Exact reproduction is required for all entries.

Collected data entries
----------

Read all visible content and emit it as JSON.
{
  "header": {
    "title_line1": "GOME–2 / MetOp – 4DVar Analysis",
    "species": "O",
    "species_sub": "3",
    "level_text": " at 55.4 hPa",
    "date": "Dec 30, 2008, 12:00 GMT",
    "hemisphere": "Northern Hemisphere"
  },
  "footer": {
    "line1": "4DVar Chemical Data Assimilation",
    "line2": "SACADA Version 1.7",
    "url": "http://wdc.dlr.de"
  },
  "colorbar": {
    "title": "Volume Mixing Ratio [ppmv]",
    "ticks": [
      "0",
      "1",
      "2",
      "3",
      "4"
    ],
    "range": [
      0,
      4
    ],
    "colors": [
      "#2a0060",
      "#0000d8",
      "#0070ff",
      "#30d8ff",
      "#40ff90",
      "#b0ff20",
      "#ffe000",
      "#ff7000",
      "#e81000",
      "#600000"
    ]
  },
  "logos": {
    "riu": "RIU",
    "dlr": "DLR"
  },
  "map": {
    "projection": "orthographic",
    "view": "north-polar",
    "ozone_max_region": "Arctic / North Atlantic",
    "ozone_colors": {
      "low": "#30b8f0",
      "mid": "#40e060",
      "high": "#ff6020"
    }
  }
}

----------

— The solution —
Read all visible content and emit it as JSON.
{
  "header": {
    "title_line1": "GOME–2 / MetOp – 4DVar Analysis",
    "species": "O",
    "species_sub": "3",
    "level_text": " at 55.4 hPa",
    "date": "Dec 30, 2008, 12:00 GMT",
    "hemisphere": "Northern Hemisphere"
  },
  "footer": {
    "line1": "4DVar Chemical Data Assimilation",
    "line2": "SACADA Version 1.7",
    "url": "http://wdc.dlr.de"
  },
  "colorbar": {
    "title": "Volume Mixing Ratio [ppmv]",
    "ticks": [
      "0",
      "1",
      "2",
      "3",
      "4"
    ],
    "range": [
      0,
      4
    ],
    "colors": [
      "#2a0060",
      "#0000d8",
      "#0070ff",
      "#30d8ff",
      "#40ff90",
      "#b0ff20",
      "#ffe000",
      "#ff7000",
      "#e81000",
      "#600000"
    ]
  },
  "logos": {
    "riu": "RIU",
    "dlr": "DLR"
  },
  "map": {
    "projection": "orthographic",
    "view": "north-polar",
    "ozone_max_region": "Arctic / North Atlantic",
    "ozone_colors": {
      "low": "#30b8f0",
      "mid": "#40e060",
      "high": "#ff6020"
    }
  }
}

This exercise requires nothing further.